- _Given request_: Sort through the data and copy the lines holding the word "JSON".
Start Source material
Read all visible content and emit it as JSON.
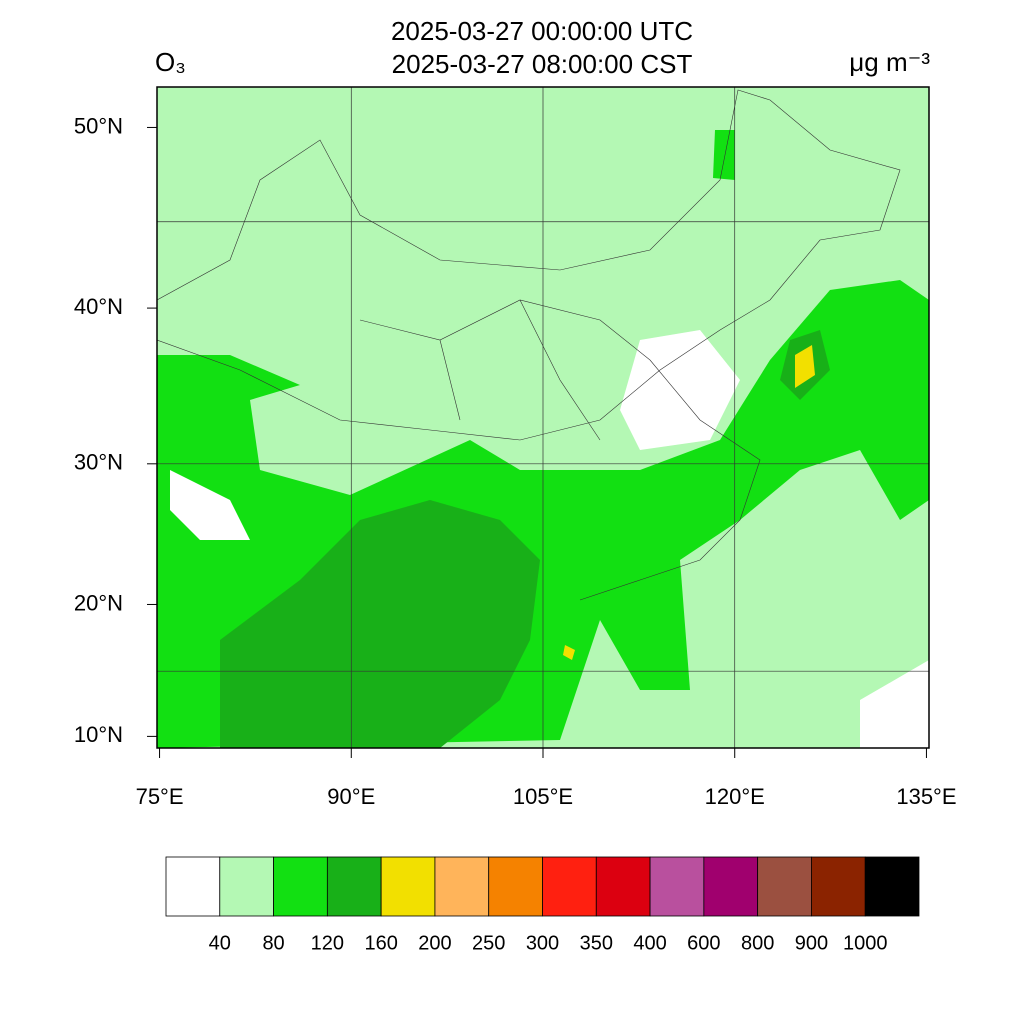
{
  "chart_data": {
    "type": "map",
    "title": [
      "2025-03-27 00:00:00 UTC",
      "2025-03-27 08:00:00 CST"
    ],
    "variable": "O₃",
    "units": "μg m⁻³",
    "background_color": "#b4f8b4",
    "xlim": [
      74.8,
      135.2
    ],
    "ylim": [
      9.1,
      52.0
    ],
    "xticks": [
      {
        "value": 75,
        "label": "75°E"
      },
      {
        "value": 90,
        "label": "90°E"
      },
      {
        "value": 105,
        "label": "105°E"
      },
      {
        "value": 120,
        "label": "120°E"
      },
      {
        "value": 135,
        "label": "135°E"
      }
    ],
    "yticks": [
      {
        "value": 10,
        "label": "10°N"
      },
      {
        "value": 20,
        "label": "20°N"
      },
      {
        "value": 30,
        "label": "30°N"
      },
      {
        "value": 40,
        "label": "40°N"
      },
      {
        "value": 50,
        "label": "50°N"
      }
    ],
    "grid_lon": [
      90,
      105,
      120
    ],
    "grid_lat": [
      15,
      30,
      45
    ],
    "colorbar": {
      "levels": [
        40,
        80,
        120,
        160,
        200,
        250,
        300,
        350,
        400,
        600,
        800,
        900,
        1000
      ],
      "colors": [
        "#ffffff",
        "#b4f8b4",
        "#12e012",
        "#18b018",
        "#f2e000",
        "#ffb45a",
        "#f58200",
        "#ff2010",
        "#dc0010",
        "#b9509e",
        "#a0006e",
        "#9b5040",
        "#8b2300",
        "#000000"
      ]
    }
  }
}
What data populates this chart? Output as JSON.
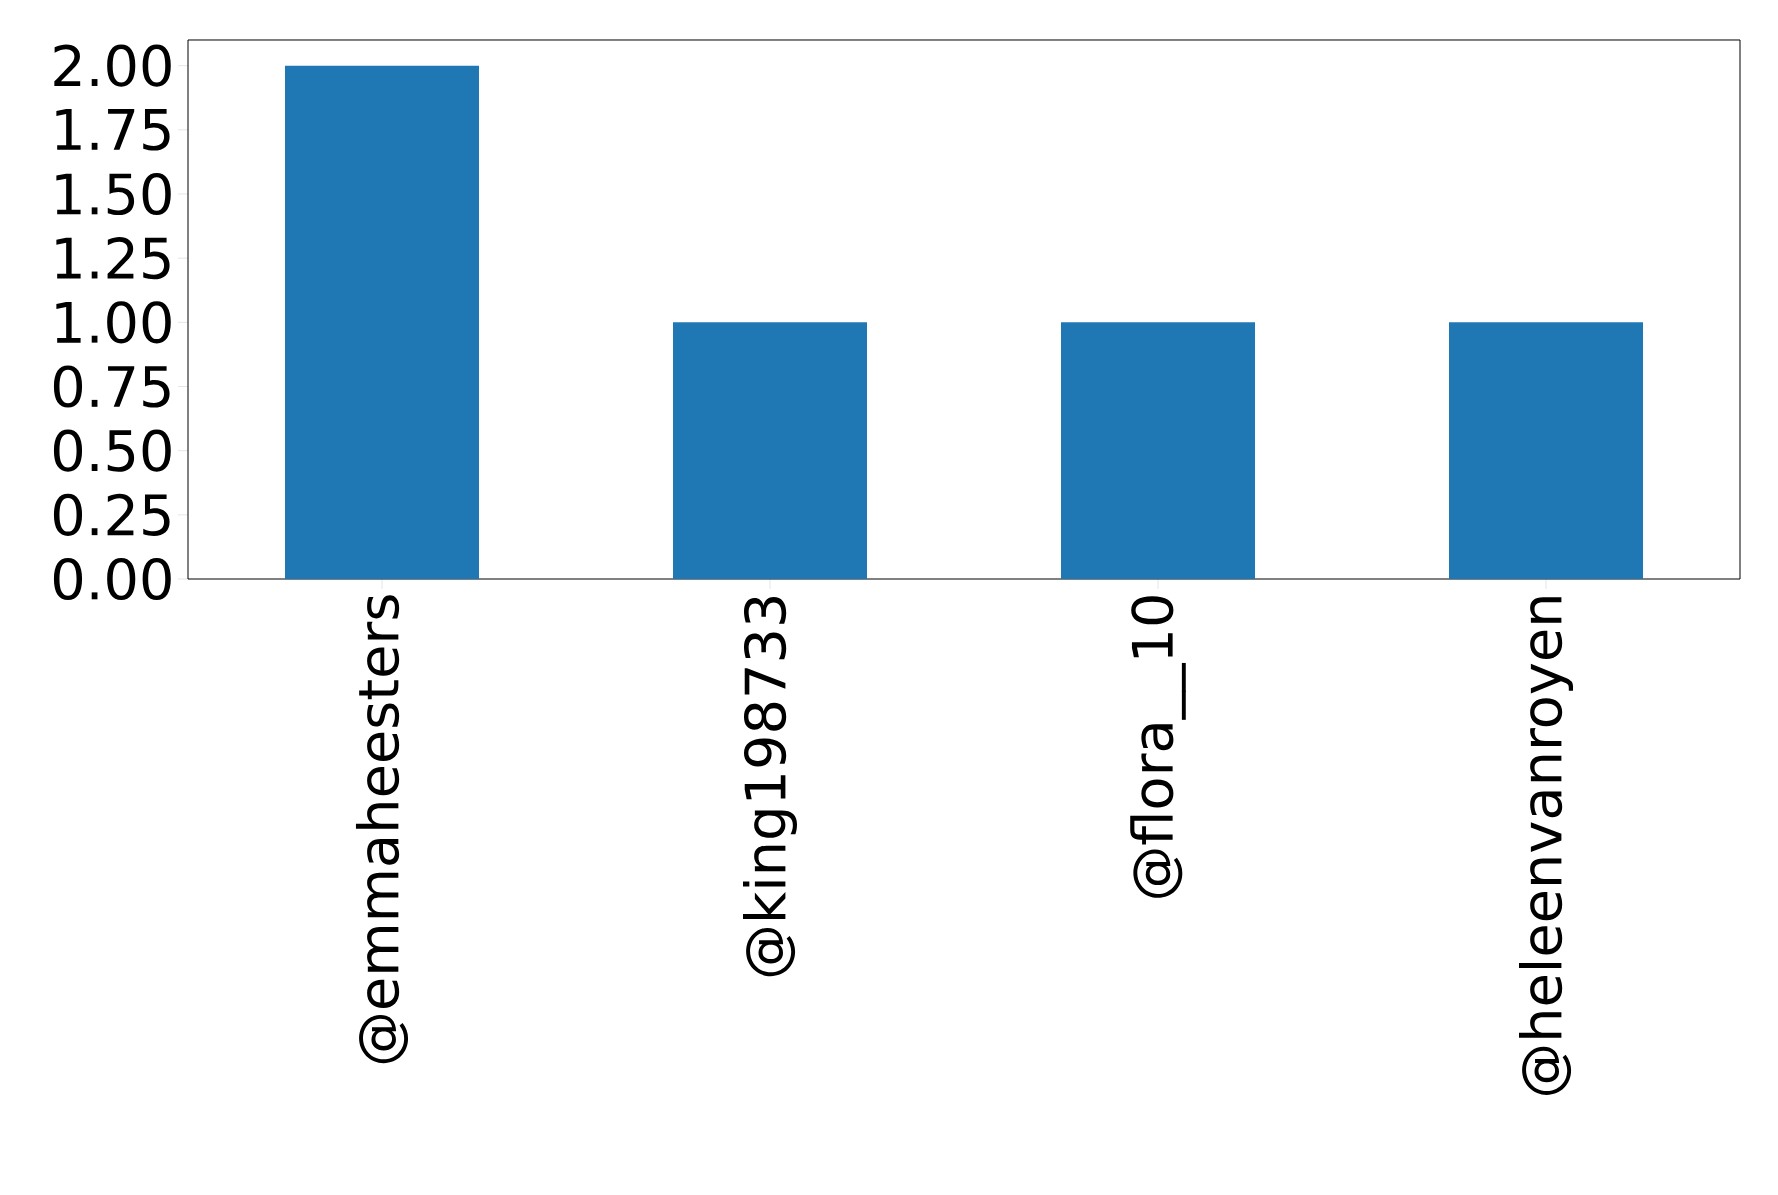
{
  "chart_data": {
    "type": "bar",
    "categories": [
      "@emmaheesters",
      "@king198733",
      "@flora__10",
      "@heleenvanroyen"
    ],
    "values": [
      2,
      1,
      1,
      1
    ],
    "color": "#1f77b4",
    "ylim": [
      0,
      2.1
    ],
    "yticks": [
      {
        "value": 0,
        "label": "0.00"
      },
      {
        "value": 0.25,
        "label": "0.25"
      },
      {
        "value": 0.5,
        "label": "0.50"
      },
      {
        "value": 0.75,
        "label": "0.75"
      },
      {
        "value": 1,
        "label": "1.00"
      },
      {
        "value": 1.25,
        "label": "1.25"
      },
      {
        "value": 1.5,
        "label": "1.50"
      },
      {
        "value": 1.75,
        "label": "1.75"
      },
      {
        "value": 2,
        "label": "2.00"
      }
    ]
  }
}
End Source material
- _Exercise response_:
Read all visible content and emit it as JSON.
What data populates this chart? Output as JSON.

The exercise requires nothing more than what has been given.